▶ **Task requirements**:
Output the material below unchanged, apart from leaving out the pictures.

▶ **Records for processing**:

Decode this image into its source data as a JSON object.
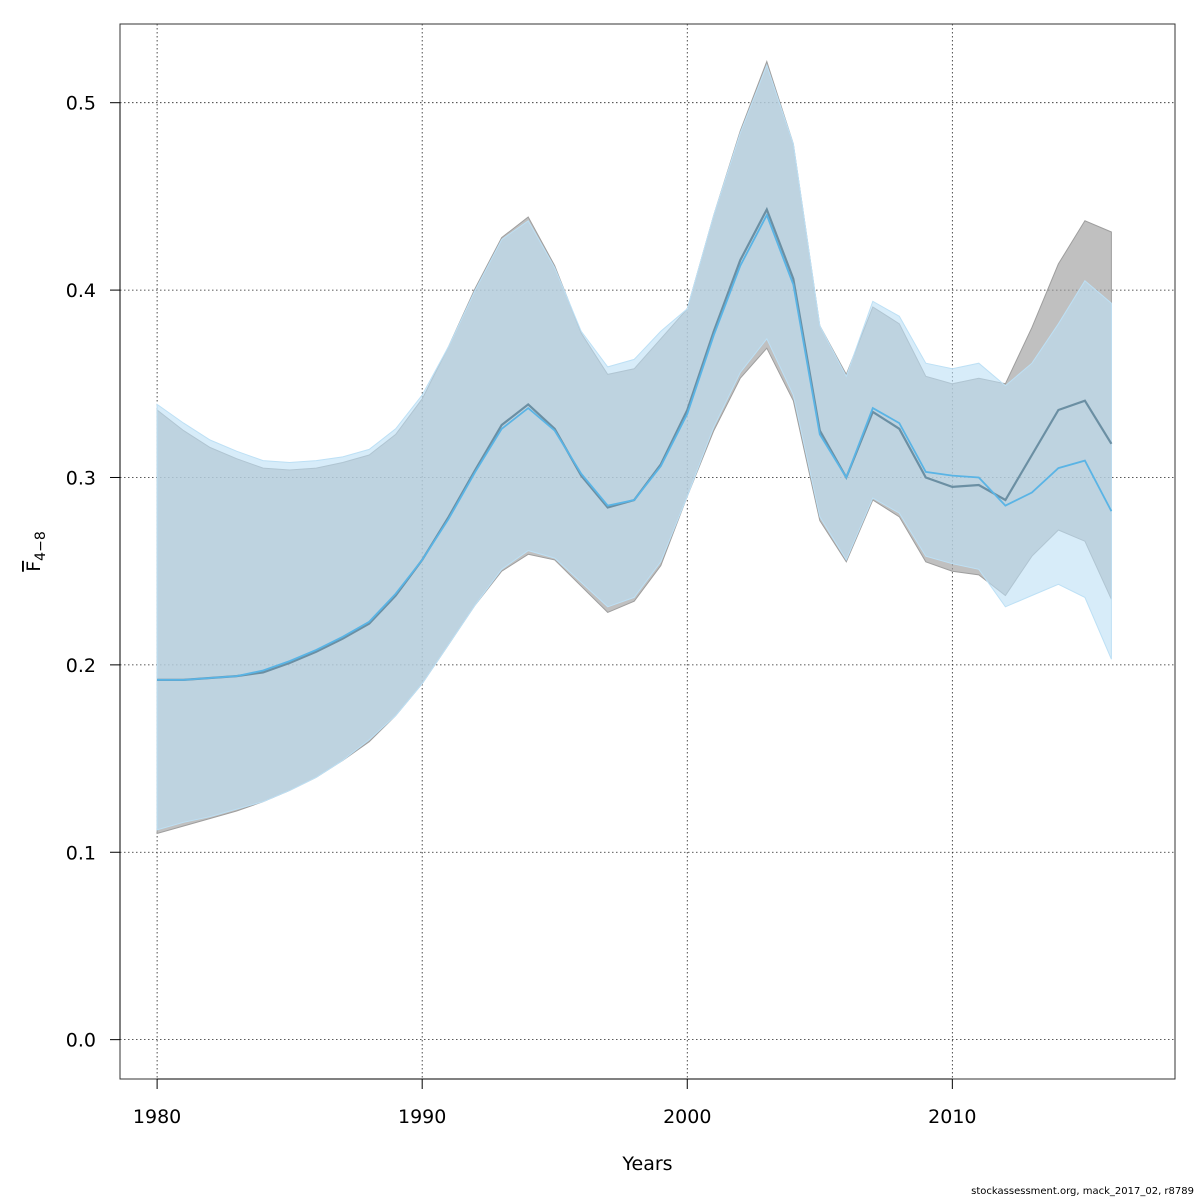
{
  "chart_data": {
    "type": "area",
    "xlabel": "Years",
    "ylabel": "F",
    "ylabel_subscript": "4−8",
    "xlim": [
      1978.6,
      2018.4
    ],
    "ylim": [
      -0.021,
      0.542
    ],
    "x_ticks": [
      1980,
      1990,
      2000,
      2010
    ],
    "y_ticks": [
      0.0,
      0.1,
      0.2,
      0.3,
      0.4,
      0.5
    ],
    "x_tick_labels": [
      "1980",
      "1990",
      "2000",
      "2010"
    ],
    "y_tick_labels": [
      "0.0",
      "0.1",
      "0.2",
      "0.3",
      "0.4",
      "0.5"
    ],
    "grid": true,
    "x": [
      1980,
      1981,
      1982,
      1983,
      1984,
      1985,
      1986,
      1987,
      1988,
      1989,
      1990,
      1991,
      1992,
      1993,
      1994,
      1995,
      1996,
      1997,
      1998,
      1999,
      2000,
      2001,
      2002,
      2003,
      2004,
      2005,
      2006,
      2007,
      2008,
      2009,
      2010,
      2011,
      2012,
      2013,
      2014,
      2015,
      2016
    ],
    "series": [
      {
        "color": "#6b8fa3",
        "band_color": "#9e9e9e",
        "estimate": [
          0.192,
          0.192,
          0.193,
          0.194,
          0.196,
          0.201,
          0.207,
          0.214,
          0.222,
          0.237,
          0.256,
          0.279,
          0.304,
          0.328,
          0.339,
          0.326,
          0.301,
          0.284,
          0.288,
          0.307,
          0.336,
          0.378,
          0.416,
          0.443,
          0.406,
          0.325,
          0.3,
          0.335,
          0.326,
          0.3,
          0.295,
          0.296,
          0.288,
          0.312,
          0.336,
          0.341,
          0.318
        ],
        "lower": [
          0.11,
          0.114,
          0.118,
          0.122,
          0.127,
          0.133,
          0.14,
          0.149,
          0.159,
          0.173,
          0.19,
          0.211,
          0.232,
          0.25,
          0.259,
          0.256,
          0.242,
          0.228,
          0.234,
          0.253,
          0.29,
          0.325,
          0.353,
          0.369,
          0.341,
          0.277,
          0.255,
          0.288,
          0.279,
          0.255,
          0.25,
          0.248,
          0.237,
          0.258,
          0.272,
          0.266,
          0.235
        ],
        "upper": [
          0.336,
          0.325,
          0.316,
          0.31,
          0.305,
          0.304,
          0.305,
          0.308,
          0.312,
          0.323,
          0.342,
          0.37,
          0.401,
          0.428,
          0.439,
          0.413,
          0.377,
          0.355,
          0.358,
          0.374,
          0.39,
          0.44,
          0.485,
          0.522,
          0.478,
          0.381,
          0.355,
          0.391,
          0.382,
          0.354,
          0.35,
          0.353,
          0.35,
          0.38,
          0.414,
          0.437,
          0.431
        ]
      },
      {
        "color": "#5ab4e5",
        "band_color": "#bde0f5",
        "estimate": [
          0.192,
          0.192,
          0.193,
          0.194,
          0.197,
          0.202,
          0.208,
          0.215,
          0.223,
          0.238,
          0.256,
          0.278,
          0.303,
          0.326,
          0.337,
          0.325,
          0.302,
          0.285,
          0.288,
          0.306,
          0.334,
          0.376,
          0.413,
          0.44,
          0.403,
          0.323,
          0.3,
          0.337,
          0.329,
          0.303,
          0.301,
          0.3,
          0.285,
          0.292,
          0.305,
          0.309,
          0.282
        ],
        "lower": [
          0.112,
          0.116,
          0.119,
          0.123,
          0.127,
          0.133,
          0.14,
          0.149,
          0.16,
          0.173,
          0.19,
          0.211,
          0.232,
          0.251,
          0.261,
          0.257,
          0.244,
          0.231,
          0.236,
          0.255,
          0.29,
          0.327,
          0.356,
          0.374,
          0.344,
          0.279,
          0.256,
          0.289,
          0.281,
          0.258,
          0.254,
          0.251,
          0.231,
          0.237,
          0.243,
          0.236,
          0.203
        ],
        "upper": [
          0.339,
          0.329,
          0.32,
          0.314,
          0.309,
          0.308,
          0.309,
          0.311,
          0.315,
          0.326,
          0.344,
          0.37,
          0.4,
          0.427,
          0.437,
          0.412,
          0.378,
          0.359,
          0.363,
          0.378,
          0.39,
          0.44,
          0.484,
          0.52,
          0.478,
          0.381,
          0.354,
          0.394,
          0.386,
          0.361,
          0.358,
          0.361,
          0.349,
          0.361,
          0.382,
          0.405,
          0.393
        ]
      }
    ]
  },
  "footer": {
    "text": "stockassessment.org, mack_2017_02, r8789"
  }
}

▶ **The output**:
Decode this image into its source data as a JSON object.
{
  "chart_data": {
    "type": "area",
    "xlabel": "Years",
    "ylabel": "F",
    "ylabel_subscript": "4−8",
    "xlim": [
      1978.6,
      2018.4
    ],
    "ylim": [
      -0.021,
      0.542
    ],
    "x_ticks": [
      1980,
      1990,
      2000,
      2010
    ],
    "y_ticks": [
      0.0,
      0.1,
      0.2,
      0.3,
      0.4,
      0.5
    ],
    "x_tick_labels": [
      "1980",
      "1990",
      "2000",
      "2010"
    ],
    "y_tick_labels": [
      "0.0",
      "0.1",
      "0.2",
      "0.3",
      "0.4",
      "0.5"
    ],
    "grid": true,
    "x": [
      1980,
      1981,
      1982,
      1983,
      1984,
      1985,
      1986,
      1987,
      1988,
      1989,
      1990,
      1991,
      1992,
      1993,
      1994,
      1995,
      1996,
      1997,
      1998,
      1999,
      2000,
      2001,
      2002,
      2003,
      2004,
      2005,
      2006,
      2007,
      2008,
      2009,
      2010,
      2011,
      2012,
      2013,
      2014,
      2015,
      2016
    ],
    "series": [
      {
        "color": "#6b8fa3",
        "band_color": "#9e9e9e",
        "estimate": [
          0.192,
          0.192,
          0.193,
          0.194,
          0.196,
          0.201,
          0.207,
          0.214,
          0.222,
          0.237,
          0.256,
          0.279,
          0.304,
          0.328,
          0.339,
          0.326,
          0.301,
          0.284,
          0.288,
          0.307,
          0.336,
          0.378,
          0.416,
          0.443,
          0.406,
          0.325,
          0.3,
          0.335,
          0.326,
          0.3,
          0.295,
          0.296,
          0.288,
          0.312,
          0.336,
          0.341,
          0.318
        ],
        "lower": [
          0.11,
          0.114,
          0.118,
          0.122,
          0.127,
          0.133,
          0.14,
          0.149,
          0.159,
          0.173,
          0.19,
          0.211,
          0.232,
          0.25,
          0.259,
          0.256,
          0.242,
          0.228,
          0.234,
          0.253,
          0.29,
          0.325,
          0.353,
          0.369,
          0.341,
          0.277,
          0.255,
          0.288,
          0.279,
          0.255,
          0.25,
          0.248,
          0.237,
          0.258,
          0.272,
          0.266,
          0.235
        ],
        "upper": [
          0.336,
          0.325,
          0.316,
          0.31,
          0.305,
          0.304,
          0.305,
          0.308,
          0.312,
          0.323,
          0.342,
          0.37,
          0.401,
          0.428,
          0.439,
          0.413,
          0.377,
          0.355,
          0.358,
          0.374,
          0.39,
          0.44,
          0.485,
          0.522,
          0.478,
          0.381,
          0.355,
          0.391,
          0.382,
          0.354,
          0.35,
          0.353,
          0.35,
          0.38,
          0.414,
          0.437,
          0.431
        ]
      },
      {
        "color": "#5ab4e5",
        "band_color": "#bde0f5",
        "estimate": [
          0.192,
          0.192,
          0.193,
          0.194,
          0.197,
          0.202,
          0.208,
          0.215,
          0.223,
          0.238,
          0.256,
          0.278,
          0.303,
          0.326,
          0.337,
          0.325,
          0.302,
          0.285,
          0.288,
          0.306,
          0.334,
          0.376,
          0.413,
          0.44,
          0.403,
          0.323,
          0.3,
          0.337,
          0.329,
          0.303,
          0.301,
          0.3,
          0.285,
          0.292,
          0.305,
          0.309,
          0.282
        ],
        "lower": [
          0.112,
          0.116,
          0.119,
          0.123,
          0.127,
          0.133,
          0.14,
          0.149,
          0.16,
          0.173,
          0.19,
          0.211,
          0.232,
          0.251,
          0.261,
          0.257,
          0.244,
          0.231,
          0.236,
          0.255,
          0.29,
          0.327,
          0.356,
          0.374,
          0.344,
          0.279,
          0.256,
          0.289,
          0.281,
          0.258,
          0.254,
          0.251,
          0.231,
          0.237,
          0.243,
          0.236,
          0.203
        ],
        "upper": [
          0.339,
          0.329,
          0.32,
          0.314,
          0.309,
          0.308,
          0.309,
          0.311,
          0.315,
          0.326,
          0.344,
          0.37,
          0.4,
          0.427,
          0.437,
          0.412,
          0.378,
          0.359,
          0.363,
          0.378,
          0.39,
          0.44,
          0.484,
          0.52,
          0.478,
          0.381,
          0.354,
          0.394,
          0.386,
          0.361,
          0.358,
          0.361,
          0.349,
          0.361,
          0.382,
          0.405,
          0.393
        ]
      }
    ]
  },
  "footer": {
    "text": "stockassessment.org, mack_2017_02, r8789"
  }
}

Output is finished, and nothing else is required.